• _Dataset entries_
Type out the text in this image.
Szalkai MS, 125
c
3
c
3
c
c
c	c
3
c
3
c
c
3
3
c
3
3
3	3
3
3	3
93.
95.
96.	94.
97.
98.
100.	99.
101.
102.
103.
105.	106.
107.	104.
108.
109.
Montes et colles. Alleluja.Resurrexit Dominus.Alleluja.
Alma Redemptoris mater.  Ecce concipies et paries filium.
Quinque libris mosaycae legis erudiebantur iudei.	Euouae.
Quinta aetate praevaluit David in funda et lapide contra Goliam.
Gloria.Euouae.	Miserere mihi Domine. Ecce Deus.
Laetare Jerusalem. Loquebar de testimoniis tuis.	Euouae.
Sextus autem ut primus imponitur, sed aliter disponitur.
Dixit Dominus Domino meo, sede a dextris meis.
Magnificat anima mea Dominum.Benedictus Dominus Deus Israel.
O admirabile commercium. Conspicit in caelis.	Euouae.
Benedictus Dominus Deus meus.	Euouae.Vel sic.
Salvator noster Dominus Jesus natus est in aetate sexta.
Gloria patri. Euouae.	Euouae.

• _What is expected_
Please reproduce each record precisely as written.

• _Answer to this exercise_
Type out the text in this image.
Szalkai MS, 125
c
3
c
3
c
c
c	c
3
c
3
c
c
3
3
c
3
3
3	3
3
3	3
93.
95.
96.	94.
97.
98.
100.	99.
101.
102.
103.
105.	106.
107.	104.
108.
109.
Montes et colles. Alleluja.Resurrexit Dominus.Alleluja.
Alma Redemptoris mater.  Ecce concipies et paries filium.
Quinque libris mosaycae legis erudiebantur iudei.	Euouae.
Quinta aetate praevaluit David in funda et lapide contra Goliam.
Gloria.Euouae.	Miserere mihi Domine. Ecce Deus.
Laetare Jerusalem. Loquebar de testimoniis tuis.	Euouae.
Sextus autem ut primus imponitur, sed aliter disponitur.
Dixit Dominus Domino meo, sede a dextris meis.
Magnificat anima mea Dominum.Benedictus Dominus Deus Israel.
O admirabile commercium. Conspicit in caelis.	Euouae.
Benedictus Dominus Deus meus.	Euouae.Vel sic.
Salvator noster Dominus Jesus natus est in aetate sexta.
Gloria patri. Euouae.	Euouae.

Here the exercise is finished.